| YOUR INSTRUCTIONS |
Transcribe each line exactly.

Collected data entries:
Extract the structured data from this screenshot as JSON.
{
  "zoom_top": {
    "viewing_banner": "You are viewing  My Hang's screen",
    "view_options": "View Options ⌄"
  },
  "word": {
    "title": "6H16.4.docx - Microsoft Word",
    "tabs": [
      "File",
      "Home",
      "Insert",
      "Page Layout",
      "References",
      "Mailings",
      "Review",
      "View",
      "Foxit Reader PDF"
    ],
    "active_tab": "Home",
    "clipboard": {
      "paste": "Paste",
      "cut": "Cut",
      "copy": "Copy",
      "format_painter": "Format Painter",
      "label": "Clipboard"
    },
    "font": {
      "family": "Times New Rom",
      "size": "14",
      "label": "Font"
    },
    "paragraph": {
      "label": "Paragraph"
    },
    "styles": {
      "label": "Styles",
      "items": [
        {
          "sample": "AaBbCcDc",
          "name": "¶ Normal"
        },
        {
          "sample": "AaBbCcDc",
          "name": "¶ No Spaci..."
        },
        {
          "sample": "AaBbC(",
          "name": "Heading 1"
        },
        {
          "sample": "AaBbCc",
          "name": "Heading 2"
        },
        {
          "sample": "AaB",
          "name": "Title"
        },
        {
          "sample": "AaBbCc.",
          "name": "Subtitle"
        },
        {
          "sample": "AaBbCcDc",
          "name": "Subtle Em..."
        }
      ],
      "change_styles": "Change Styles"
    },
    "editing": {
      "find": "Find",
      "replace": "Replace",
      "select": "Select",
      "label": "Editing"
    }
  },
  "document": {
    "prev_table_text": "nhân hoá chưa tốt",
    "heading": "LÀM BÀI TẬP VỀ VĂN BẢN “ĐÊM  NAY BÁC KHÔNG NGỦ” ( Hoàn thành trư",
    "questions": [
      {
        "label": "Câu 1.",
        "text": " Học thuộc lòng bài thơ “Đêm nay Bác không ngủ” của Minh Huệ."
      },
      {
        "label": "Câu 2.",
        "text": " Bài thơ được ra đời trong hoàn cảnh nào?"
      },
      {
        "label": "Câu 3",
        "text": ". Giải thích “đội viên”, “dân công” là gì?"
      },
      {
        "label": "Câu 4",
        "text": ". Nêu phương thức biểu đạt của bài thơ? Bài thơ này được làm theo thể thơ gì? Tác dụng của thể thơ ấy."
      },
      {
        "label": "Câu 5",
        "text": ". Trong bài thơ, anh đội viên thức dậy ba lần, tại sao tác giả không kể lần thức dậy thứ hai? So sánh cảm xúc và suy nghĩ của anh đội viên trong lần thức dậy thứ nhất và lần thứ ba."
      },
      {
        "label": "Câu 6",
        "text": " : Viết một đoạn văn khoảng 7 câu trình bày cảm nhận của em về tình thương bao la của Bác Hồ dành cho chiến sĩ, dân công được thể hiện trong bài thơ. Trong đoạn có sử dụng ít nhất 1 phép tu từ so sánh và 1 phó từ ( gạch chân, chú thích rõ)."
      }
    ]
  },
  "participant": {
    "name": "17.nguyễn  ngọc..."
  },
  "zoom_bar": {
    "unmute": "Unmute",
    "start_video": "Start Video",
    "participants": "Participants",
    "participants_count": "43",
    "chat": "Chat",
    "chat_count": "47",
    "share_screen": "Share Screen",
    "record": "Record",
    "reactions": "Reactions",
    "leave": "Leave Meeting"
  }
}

| TASK OUTPUT |
Extract the structured data from this screenshot as JSON.
{
  "zoom_top": {
    "viewing_banner": "You are viewing  My Hang's screen",
    "view_options": "View Options ⌄"
  },
  "word": {
    "title": "6H16.4.docx - Microsoft Word",
    "tabs": [
      "File",
      "Home",
      "Insert",
      "Page Layout",
      "References",
      "Mailings",
      "Review",
      "View",
      "Foxit Reader PDF"
    ],
    "active_tab": "Home",
    "clipboard": {
      "paste": "Paste",
      "cut": "Cut",
      "copy": "Copy",
      "format_painter": "Format Painter",
      "label": "Clipboard"
    },
    "font": {
      "family": "Times New Rom",
      "size": "14",
      "label": "Font"
    },
    "paragraph": {
      "label": "Paragraph"
    },
    "styles": {
      "label": "Styles",
      "items": [
        {
          "sample": "AaBbCcDc",
          "name": "¶ Normal"
        },
        {
          "sample": "AaBbCcDc",
          "name": "¶ No Spaci..."
        },
        {
          "sample": "AaBbC(",
          "name": "Heading 1"
        },
        {
          "sample": "AaBbCc",
          "name": "Heading 2"
        },
        {
          "sample": "AaB",
          "name": "Title"
        },
        {
          "sample": "AaBbCc.",
          "name": "Subtitle"
        },
        {
          "sample": "AaBbCcDc",
          "name": "Subtle Em..."
        }
      ],
      "change_styles": "Change Styles"
    },
    "editing": {
      "find": "Find",
      "replace": "Replace",
      "select": "Select",
      "label": "Editing"
    }
  },
  "document": {
    "prev_table_text": "nhân hoá chưa tốt",
    "heading": "LÀM BÀI TẬP VỀ VĂN BẢN “ĐÊM  NAY BÁC KHÔNG NGỦ” ( Hoàn thành trư",
    "questions": [
      {
        "label": "Câu 1.",
        "text": " Học thuộc lòng bài thơ “Đêm nay Bác không ngủ” của Minh Huệ."
      },
      {
        "label": "Câu 2.",
        "text": " Bài thơ được ra đời trong hoàn cảnh nào?"
      },
      {
        "label": "Câu 3",
        "text": ". Giải thích “đội viên”, “dân công” là gì?"
      },
      {
        "label": "Câu 4",
        "text": ". Nêu phương thức biểu đạt của bài thơ? Bài thơ này được làm theo thể thơ gì? Tác dụng của thể thơ ấy."
      },
      {
        "label": "Câu 5",
        "text": ". Trong bài thơ, anh đội viên thức dậy ba lần, tại sao tác giả không kể lần thức dậy thứ hai? So sánh cảm xúc và suy nghĩ của anh đội viên trong lần thức dậy thứ nhất và lần thứ ba."
      },
      {
        "label": "Câu 6",
        "text": " : Viết một đoạn văn khoảng 7 câu trình bày cảm nhận của em về tình thương bao la của Bác Hồ dành cho chiến sĩ, dân công được thể hiện trong bài thơ. Trong đoạn có sử dụng ít nhất 1 phép tu từ so sánh và 1 phó từ ( gạch chân, chú thích rõ)."
      }
    ]
  },
  "participant": {
    "name": "17.nguyễn  ngọc..."
  },
  "zoom_bar": {
    "unmute": "Unmute",
    "start_video": "Start Video",
    "participants": "Participants",
    "participants_count": "43",
    "chat": "Chat",
    "chat_count": "47",
    "share_screen": "Share Screen",
    "record": "Record",
    "reactions": "Reactions",
    "leave": "Leave Meeting"
  }
}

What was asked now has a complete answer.